Trecho do texto
----------------

Exclusão de vídeo supostamente ofensivo

Data do Julgamento:
03/12/2014

Data da Publicação:
15/12/2014

Tribunal ou Vara: Tribunal de Justiça do Distrito Federal - TJDFT

Tipo de recurso/Ação: Apelação

Número do Processo (Original/CNJ): 0018676-70.2013.8.07.0001

Nome do relator ou Juiz (caso sentença): Desª. Gislene Pinheiro

Câmara/Turma: 4ª Turma Cível

Artigos do MCI mencionados:

Artigo 5º, VII, artigo 19 e artigo 21.

Ementa:

"APELAÇÃO CÍVEL. OBRIGAÇÃO DE FAZER. YOUTUBE. GOOGLE. EXCLUSÃO VÍDEO. CONTEÚDO OFENSIVO. MÍDIA NÃO JUNTADA NOS AUTOS. JULGAMENTO DE MÉRITO. ERROR IN PROCEDENDO. NÃO CONFIGURADO. CONTEÚDO INDEVIDO CONSTATADO POR OUTROS MEIOS DE PROVA. REMOÇÃO DO CONTEÚDO. DANO MORAL. RESPONSABILIDADE CIVIL. RELAÇÃO JURÍDICA CONTINUATIVA. LEI NOVA 12.965/14. APLICABILIDADE. DANO DECORRENTE DE CONTEÚDO GERADO POR TERCEIROS. PROVEDOR APLICAÇÕES INTERNET. RESPONSABILIDADE NÃO CONFIGURADA. ARTIGO 19 E ARTIGO 21.

----------------

Entradas de disposição espacial
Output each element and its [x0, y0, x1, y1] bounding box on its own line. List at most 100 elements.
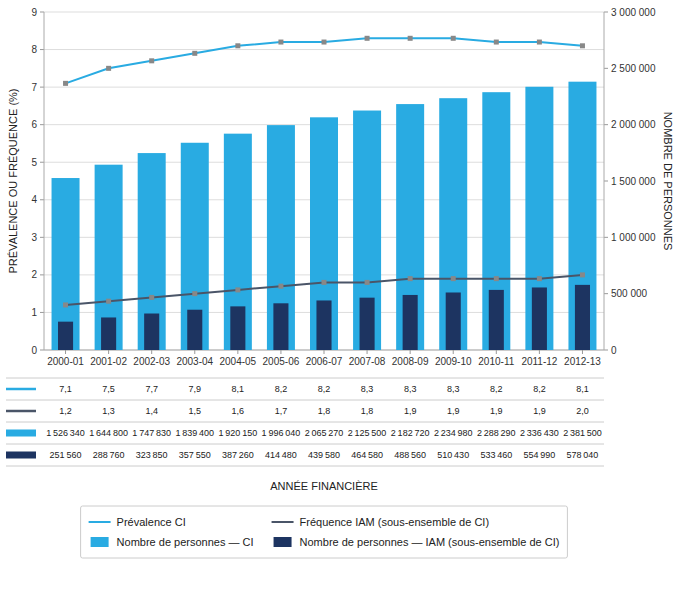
- table-cell: 1,6: [232, 406, 245, 416]
- marker: [322, 40, 327, 45]
- table-cell: 1 747 830: [132, 428, 171, 438]
- y2-tick: [604, 293, 608, 294]
- table-cell: 8,2: [533, 384, 546, 394]
- table-cell: 7,1: [59, 384, 72, 394]
- line-series: [63, 36, 585, 86]
- table-cell: 1,7: [275, 406, 288, 416]
- table-cell: 2 381 500: [563, 428, 602, 438]
- table-cell: 1 644 800: [89, 428, 128, 438]
- legend-frame: [81, 506, 568, 558]
- table-cell: 8,3: [361, 384, 374, 394]
- y-axis-line: [44, 12, 45, 350]
- grid-line: [44, 12, 604, 13]
- bar: [439, 98, 467, 350]
- y-tick-label: 5: [31, 157, 37, 168]
- legend: Prévalence CIFréquence IAM (sous-ensembl…: [81, 506, 568, 558]
- table-cell: 2,0: [576, 406, 589, 416]
- table-cell: 414 480: [265, 450, 297, 460]
- grid: [44, 12, 604, 350]
- table-cell: 578 040: [567, 450, 599, 460]
- y2-tick: [604, 237, 608, 238]
- y-tick: [40, 274, 44, 275]
- table-swatch: [6, 430, 36, 437]
- bar: [138, 153, 166, 350]
- table-swatch: [6, 388, 36, 391]
- table-cell: 510 430: [437, 450, 469, 460]
- table-cell: 7,5: [102, 384, 115, 394]
- table-cell: 533 460: [480, 450, 512, 460]
- marker: [408, 276, 413, 281]
- grid-line: [44, 87, 604, 88]
- y-tick: [40, 312, 44, 313]
- table-cell: 1,2: [59, 406, 72, 416]
- legend-label: Fréquence IAM (sous-ensemble de CI): [300, 516, 490, 528]
- y-tick: [40, 87, 44, 88]
- table-cell: 2 065 270: [305, 428, 344, 438]
- y-tick-label: 9: [31, 7, 37, 18]
- marker: [451, 36, 456, 41]
- bar: [224, 134, 252, 350]
- table-cell: 554 990: [523, 450, 555, 460]
- bar: [316, 300, 331, 350]
- table-cell: 1,4: [145, 406, 158, 416]
- table-cell: 8,3: [404, 384, 417, 394]
- table-cell: 1,9: [490, 406, 503, 416]
- table-cell: 1 996 040: [262, 428, 301, 438]
- bar: [95, 165, 123, 350]
- marker: [580, 43, 585, 48]
- marker: [494, 40, 499, 45]
- table-swatch: [6, 452, 36, 459]
- y2-tick: [604, 181, 608, 182]
- x-tick-label: 2003-04: [176, 356, 213, 367]
- y-tick: [40, 49, 44, 50]
- marker: [278, 284, 283, 289]
- y-tick-label: 1: [31, 307, 37, 318]
- table-cell: 1,8: [361, 406, 374, 416]
- x-tick-label: 2004-05: [219, 356, 256, 367]
- table-cell: 1 526 340: [46, 428, 85, 438]
- table-cell: 439 580: [308, 450, 340, 460]
- chart: 01234567890500 0001 000 0001 500 0002 00…: [0, 0, 678, 606]
- background: [0, 0, 678, 606]
- marker: [451, 276, 456, 281]
- legend-label: Nombre de personnes — CI: [117, 536, 254, 548]
- table-cell: 323 850: [136, 450, 168, 460]
- y2-tick-label: 0: [611, 345, 617, 356]
- legend-swatch: [89, 521, 111, 523]
- table-rule: [6, 378, 604, 379]
- marker: [537, 276, 542, 281]
- x-tick: [237, 350, 238, 354]
- table-cell: 464 580: [351, 450, 383, 460]
- table-cell: 8,2: [490, 384, 503, 394]
- line-series: [63, 272, 585, 307]
- table-swatch: [6, 410, 36, 413]
- table-cell: 1,9: [447, 406, 460, 416]
- marker: [408, 36, 413, 41]
- bar: [181, 143, 209, 350]
- x-tick-label: 2007-08: [349, 356, 386, 367]
- table-cell: 2 182 720: [391, 428, 430, 438]
- y2-tick: [604, 68, 608, 69]
- x-tick: [367, 350, 368, 354]
- marker: [494, 276, 499, 281]
- bar: [360, 298, 375, 350]
- x-tick: [453, 350, 454, 354]
- marker: [149, 295, 154, 300]
- x-tick: [65, 350, 66, 354]
- bar: [532, 287, 547, 350]
- bar: [403, 295, 418, 350]
- bar: [353, 111, 381, 350]
- bar-series: [52, 82, 597, 350]
- marker: [365, 36, 370, 41]
- table-rule: [6, 422, 604, 423]
- bar: [489, 290, 504, 350]
- marker: [580, 272, 585, 277]
- line: [66, 38, 583, 83]
- y-tick: [40, 124, 44, 125]
- legend-swatch: [272, 521, 294, 523]
- table-cell: 7,9: [189, 384, 202, 394]
- table-cell: 1,3: [102, 406, 115, 416]
- bar: [575, 285, 590, 350]
- table-cell: 1,5: [189, 406, 202, 416]
- table-cell: 8,1: [232, 384, 245, 394]
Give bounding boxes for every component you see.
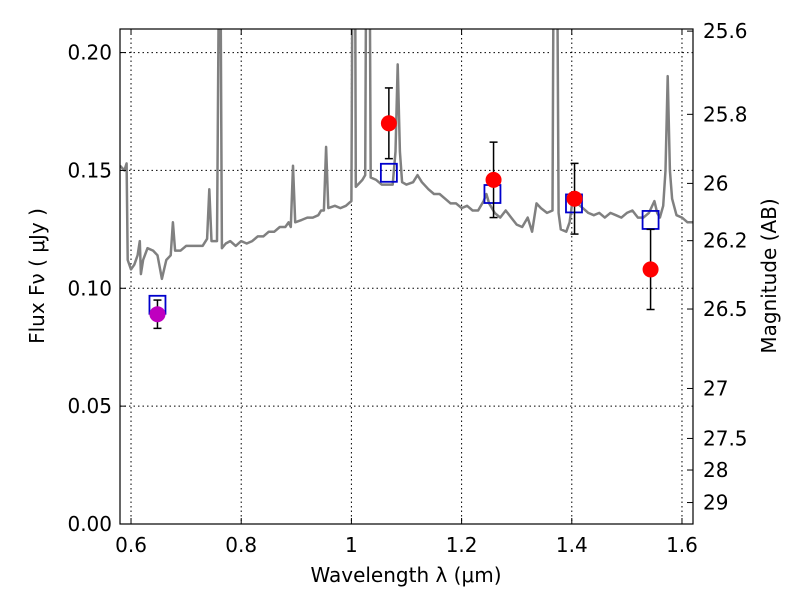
observed-point (566, 190, 583, 207)
right-tick-label: 27.5 (703, 426, 748, 450)
right-tick-label: 29 (703, 491, 728, 515)
model-point (379, 162, 398, 183)
right-axis-title: Magnitude (AB) (757, 198, 781, 353)
observed-point (485, 171, 502, 188)
right-tick-label: 26.2 (703, 229, 748, 253)
right-tick-label: 28 (703, 458, 728, 482)
model-spectrum-line (120, 29, 693, 281)
observed-point (149, 306, 166, 323)
right-tick-label: 27 (703, 376, 728, 400)
y-tick-label: 0.10 (67, 276, 112, 300)
right-tick-label: 25.8 (703, 102, 748, 126)
x-tick-label: 0.6 (115, 533, 147, 557)
model-spectrum-layer (120, 29, 693, 281)
x-tick-label: 1.2 (446, 533, 478, 557)
y-tick-label: 0.20 (67, 41, 112, 65)
observed-point (380, 115, 397, 132)
right-tick-label: 26.5 (703, 297, 748, 321)
y-tick-label: 0.15 (67, 158, 112, 182)
x-tick-label: 1 (345, 533, 358, 557)
observed-point (642, 261, 659, 278)
x-tick-label: 0.8 (225, 533, 257, 557)
x-tick-label: 1.6 (666, 533, 698, 557)
plot-background (120, 29, 693, 524)
y-tick-label: 0.05 (67, 394, 112, 418)
right-tick-label: 26 (703, 171, 728, 195)
observed-points-layer (149, 87, 659, 330)
right-tick-label: 25.6 (703, 19, 748, 43)
axes: 0.6 0.8 1 1.2 1.4 1.6 0.00 0.05 0.10 0.15 0.20 25.6… (67, 19, 747, 557)
x-tick-label: 1.4 (556, 533, 588, 557)
plot-frame (119, 28, 694, 525)
y-tick-label: 0.00 (67, 512, 112, 536)
y-axis-title: Flux Fν ( μJy ) (25, 208, 49, 344)
x-axis-title: Wavelength λ (μm) (310, 563, 501, 587)
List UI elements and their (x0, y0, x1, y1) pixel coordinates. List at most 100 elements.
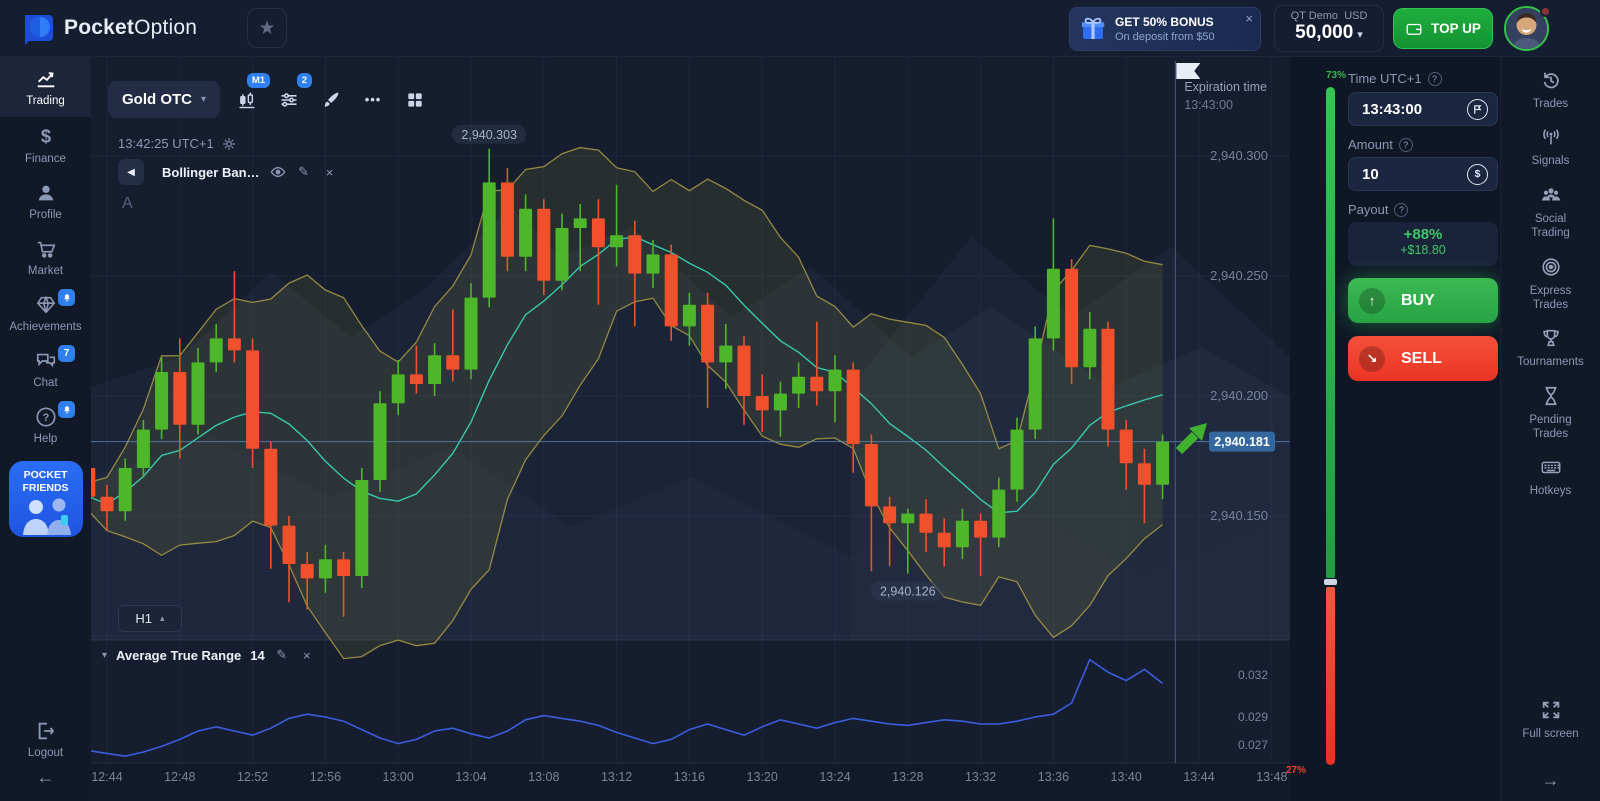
sidebar-item-logout[interactable]: Logout (0, 711, 91, 767)
buy-label: BUY (1401, 291, 1435, 309)
trades-icon (1540, 69, 1562, 91)
atr-period: 14 (250, 647, 265, 663)
close-icon[interactable]: × (302, 647, 311, 663)
svg-text:Expiration time: Expiration time (1184, 80, 1267, 94)
atr-indicator-header: ▾ Average True Range 14 ✎ × (102, 647, 315, 663)
annotation-letter[interactable]: A (122, 195, 133, 212)
bell-badge (58, 401, 75, 418)
rail-item-full-screen[interactable]: Full screen (1505, 699, 1597, 741)
social-icon (1540, 184, 1562, 206)
svg-text:13:00: 13:00 (383, 770, 414, 784)
bonus-banner[interactable]: GET 50% BONUS On deposit from $50 × (1069, 7, 1261, 51)
price-chart[interactable]: Expiration time 13:43:00 2,940.303 2,940.12… (91, 57, 1290, 801)
sidebar-item-market[interactable]: Market (0, 229, 91, 285)
rail-item-signals[interactable]: Signals (1505, 126, 1597, 168)
candlestick-icon (239, 92, 255, 108)
collapse-chip-button[interactable]: ◀ (118, 159, 144, 185)
chevron-down-icon[interactable]: ▾ (102, 649, 108, 661)
account-balance-selector[interactable]: QT Demo USD 50,000 ▾ (1274, 5, 1384, 52)
sentiment-gauge: 73% 27% (1286, 57, 1346, 801)
user-icon (35, 182, 57, 204)
time-label: Time UTC+1 (1348, 71, 1422, 86)
favorite-star-button[interactable]: ★ (247, 8, 287, 48)
chart-area[interactable]: Expiration time 13:43:00 2,940.303 2,940.12… (91, 57, 1290, 801)
time-mode-icon[interactable] (1467, 98, 1488, 120)
brand-logo[interactable]: PocketOption (20, 11, 197, 45)
help-icon[interactable]: ? (1398, 137, 1413, 152)
payout-percent: +88% (1403, 226, 1443, 243)
symbol-selector[interactable]: Gold OTC ▾ (108, 81, 221, 118)
sidebar-item-label: Market (27, 264, 64, 277)
top-up-button[interactable]: TOP UP (1393, 8, 1493, 49)
pencil-icon[interactable]: ✎ (298, 164, 309, 179)
rail-item-trades[interactable]: Trades (1505, 69, 1597, 111)
buy-button[interactable]: ↑ BUY (1348, 278, 1498, 323)
sidebar-item-chat[interactable]: Chat 7 (0, 341, 91, 397)
close-icon[interactable]: × (325, 164, 334, 180)
eye-icon[interactable] (270, 164, 286, 180)
rail-item-pending-trades[interactable]: Pending Trades (1505, 385, 1597, 442)
svg-text:13:40: 13:40 (1111, 770, 1142, 784)
interval-label: H1 (135, 611, 153, 626)
rail-item-tournaments[interactable]: Tournaments (1505, 327, 1597, 369)
avatar-status-dot (1540, 6, 1551, 17)
interval-button[interactable]: H1 ▴ (118, 605, 182, 632)
help-icon[interactable]: ? (1427, 71, 1442, 86)
chart-clock: 13:42:25 UTC+1 (118, 136, 236, 151)
sentiment-sell-bar (1326, 587, 1335, 765)
chart-toolbar: Gold OTC ▾ M1 2 ••• (108, 73, 430, 118)
pencil-icon[interactable]: ✎ (276, 647, 288, 662)
arrow-up-icon: ↑ (1359, 287, 1385, 314)
more-tools-button[interactable]: ••• (358, 81, 388, 118)
amount-input[interactable]: 10 $ (1348, 157, 1498, 191)
svg-text:12:56: 12:56 (310, 770, 341, 784)
svg-text:2,940.250: 2,940.250 (1210, 268, 1268, 283)
sell-button[interactable]: ↘ SELL (1348, 336, 1498, 381)
expiration-time-value: 13:43:00 (1362, 100, 1423, 118)
sidebar-item-finance[interactable]: $ Finance (0, 117, 91, 173)
cart-icon (35, 238, 57, 260)
account-currency: USD (1344, 10, 1368, 22)
pocket-friends-banner[interactable]: POCKET FRIENDS (8, 461, 83, 537)
chart-type-button[interactable]: M1 (232, 73, 271, 118)
rail-item-hotkeys[interactable]: Hotkeys (1505, 456, 1597, 498)
svg-text:13:36: 13:36 (1038, 770, 1069, 784)
drawing-tools-button[interactable] (316, 81, 346, 118)
chevron-down-icon: ▾ (1357, 29, 1363, 41)
fullscreen-icon (1540, 699, 1562, 721)
indicators-icon (281, 92, 297, 107)
indicators-button[interactable]: 2 (274, 73, 313, 118)
svg-text:13:48: 13:48 (1256, 770, 1287, 784)
express-icon (1540, 256, 1562, 278)
collapse-sidebar-arrow-icon[interactable]: ← (36, 767, 55, 787)
sidebar-item-help[interactable]: ? Help (0, 397, 91, 453)
svg-text:13:04: 13:04 (455, 770, 486, 784)
rail-item-express-trades[interactable]: Express Trades (1505, 256, 1597, 313)
sidebar-item-achievements[interactable]: Achievements (0, 285, 91, 341)
chevron-left-icon: ◀ (127, 166, 135, 178)
indicators-badge: 2 (296, 73, 313, 88)
sentiment-handle (1324, 579, 1337, 585)
svg-text:12:52: 12:52 (237, 770, 268, 784)
payout-label: Payout (1348, 202, 1389, 217)
gift-icon (1081, 17, 1105, 39)
help-icon[interactable]: ? (1394, 202, 1409, 217)
bonus-close-icon[interactable]: × (1245, 11, 1253, 26)
payout-label-row: Payout ? (1348, 202, 1409, 217)
bonus-subtitle: On deposit from $50 (1115, 31, 1215, 43)
hotkeys-icon (1540, 456, 1562, 478)
rail-item-label: Social Trading (1531, 212, 1570, 240)
expiration-time-input[interactable]: 13:43:00 (1348, 92, 1498, 126)
layout-grid-button[interactable] (400, 81, 430, 118)
symbol-label: Gold OTC (122, 91, 192, 108)
dollar-icon[interactable]: $ (1467, 163, 1488, 185)
rail-item-social-trading[interactable]: Social Trading (1505, 184, 1597, 241)
amount-label: Amount (1348, 137, 1393, 152)
sidebar-item-profile[interactable]: Profile (0, 173, 91, 229)
svg-text:13:08: 13:08 (528, 770, 559, 784)
sidebar-item-label: Chat (33, 376, 58, 389)
expand-panel-arrow-icon[interactable]: → (1541, 770, 1560, 790)
gear-icon[interactable] (222, 137, 236, 151)
sidebar-item-trading[interactable]: Trading (0, 57, 91, 117)
friends-illustration (22, 498, 71, 536)
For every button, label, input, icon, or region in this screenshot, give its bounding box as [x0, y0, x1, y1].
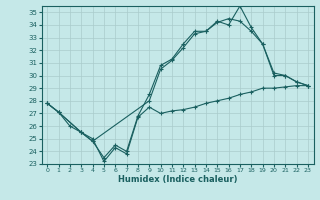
X-axis label: Humidex (Indice chaleur): Humidex (Indice chaleur): [118, 175, 237, 184]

----------------

Instruções e requisitos
Passe para o inglês esta frase da ementa do julgamento sobre exclusão de vídeo: "DANO DECORRENTE DE CONTEÚDO GERADO POR TERCEIROS." Estes registros não guardam relação com o texto.

Resultado abaixo
DAMAGE ARISING FROM CONTENT GENERATED BY THIRD PARTIES.